--- start Data shown ---

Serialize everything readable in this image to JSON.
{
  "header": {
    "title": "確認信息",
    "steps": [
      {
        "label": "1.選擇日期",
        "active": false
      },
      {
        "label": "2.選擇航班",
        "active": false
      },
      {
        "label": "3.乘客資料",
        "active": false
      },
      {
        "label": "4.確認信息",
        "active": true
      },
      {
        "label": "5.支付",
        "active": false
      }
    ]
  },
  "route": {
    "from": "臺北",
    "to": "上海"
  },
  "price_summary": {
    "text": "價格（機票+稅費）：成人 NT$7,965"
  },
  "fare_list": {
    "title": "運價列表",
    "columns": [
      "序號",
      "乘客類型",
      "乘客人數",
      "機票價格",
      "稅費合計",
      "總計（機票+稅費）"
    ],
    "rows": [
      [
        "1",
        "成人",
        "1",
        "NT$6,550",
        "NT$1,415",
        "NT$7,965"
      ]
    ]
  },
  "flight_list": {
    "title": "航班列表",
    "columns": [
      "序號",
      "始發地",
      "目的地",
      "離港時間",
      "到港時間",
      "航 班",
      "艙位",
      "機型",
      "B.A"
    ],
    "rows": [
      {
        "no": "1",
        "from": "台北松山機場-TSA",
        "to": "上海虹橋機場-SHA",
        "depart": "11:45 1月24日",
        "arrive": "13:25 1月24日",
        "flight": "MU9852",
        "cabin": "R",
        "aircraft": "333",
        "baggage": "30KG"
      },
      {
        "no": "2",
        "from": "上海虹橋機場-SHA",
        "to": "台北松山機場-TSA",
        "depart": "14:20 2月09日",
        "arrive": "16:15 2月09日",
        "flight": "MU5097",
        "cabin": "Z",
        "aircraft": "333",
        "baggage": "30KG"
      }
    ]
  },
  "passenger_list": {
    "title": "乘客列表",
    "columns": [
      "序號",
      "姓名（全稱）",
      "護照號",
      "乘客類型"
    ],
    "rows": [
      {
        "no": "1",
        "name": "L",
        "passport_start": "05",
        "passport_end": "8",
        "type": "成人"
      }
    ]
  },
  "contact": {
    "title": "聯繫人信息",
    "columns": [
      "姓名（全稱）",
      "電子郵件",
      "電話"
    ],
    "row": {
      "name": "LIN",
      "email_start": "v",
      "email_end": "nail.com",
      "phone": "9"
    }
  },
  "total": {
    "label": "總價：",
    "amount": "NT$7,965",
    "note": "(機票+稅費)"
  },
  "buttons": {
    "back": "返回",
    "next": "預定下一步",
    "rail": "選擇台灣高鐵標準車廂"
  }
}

--- end Data shown ---

### Exercise:
Select all lines in the listing that include the word "from".

### Answer to the problem:
    "from": "臺北",
        "from": "台北松山機場-TSA",
        "from": "上海虹橋機場-SHA",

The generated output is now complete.